(Given instruction A)
Copy the records below verbatim, from the line containing "pencil-icon [1463,613,1478,627]" through the last line of the records, with both ends included.
:: Source
Calvin thinks this prayer “savors of barbarity!”

John Calvin writes to some Polish Protestants:

“Whatever virulent tongues may bluster, in this faith it will always be safe to acquiesce; as also it will be desirable to remove the occasion for many perplexing questions, and to desist from forms of expression either too uncouth, or too far removed from the usage of Scripture. The common prayer is become trite –

‘Holy Trinity, one God, Pity us,’

“does not please me, and altogether savors of barbarity. I should therefore be unwilling for you to dispute about empty trifles; only let that instruction which I gave you concerning three persons in one essence, remain pure.”

Ad Fratres Polonos (To the Polish Brethren), 1563 A. D.
::::
:: Data provided
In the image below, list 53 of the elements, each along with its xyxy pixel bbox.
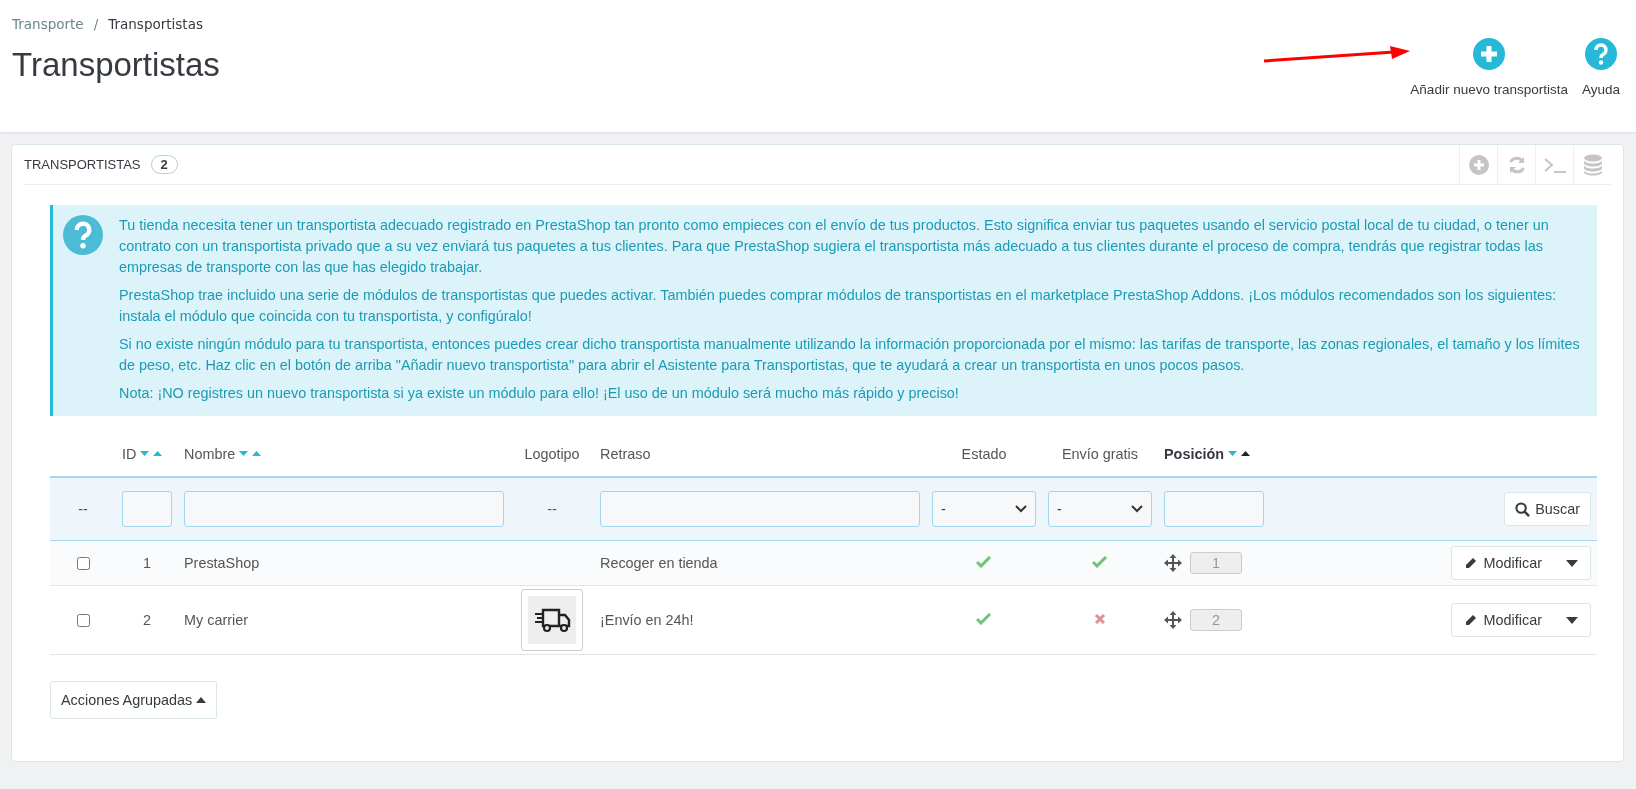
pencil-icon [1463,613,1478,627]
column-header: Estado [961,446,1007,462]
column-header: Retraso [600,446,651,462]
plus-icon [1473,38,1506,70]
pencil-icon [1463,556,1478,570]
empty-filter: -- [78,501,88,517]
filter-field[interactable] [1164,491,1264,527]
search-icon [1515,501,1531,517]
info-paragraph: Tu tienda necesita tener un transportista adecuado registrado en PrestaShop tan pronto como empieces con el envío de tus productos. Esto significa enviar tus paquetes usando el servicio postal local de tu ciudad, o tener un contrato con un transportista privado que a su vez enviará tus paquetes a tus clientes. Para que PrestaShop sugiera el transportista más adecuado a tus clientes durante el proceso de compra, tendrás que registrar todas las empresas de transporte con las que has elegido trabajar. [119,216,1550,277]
::::
(Given instruction B)
Answer these questions from the Calvin passage:
(i) To whom is Calvin writing?
(ii) What year is given for the letter?
(iii) What does Calvin say the common prayer altogether savors of?

(Complete output A)
pencil-icon [1463,613,1478,627]
column-header: Estado [961,446,1007,462]
column-header: Retraso [600,446,651,462]
plus-icon [1473,38,1506,70]
pencil-icon [1463,556,1478,570]
empty-filter: -- [78,501,88,517]
filter-field[interactable] [1164,491,1264,527]
search-icon [1515,501,1531,517]
info-paragraph: Tu tienda necesita tener un transportista adecuado registrado en PrestaShop tan pronto como empieces con el envío de tus productos. Esto significa enviar tus paquetes usando el servicio postal local de tu ciudad, o tener un contrato con un transportista privado que a su vez enviará tus paquetes a tus clientes. Para que PrestaShop sugiera el transportista más adecuado a tus clientes durante el proceso de compra, tendrás que registrar todas las empresas de transporte con las que has elegido trabajar. [119,216,1550,277]

(Complete output B)
(i) Some Polish Protestants (the Polish Brethren).
(ii) 1563 A. D.
(iii) Barbarity.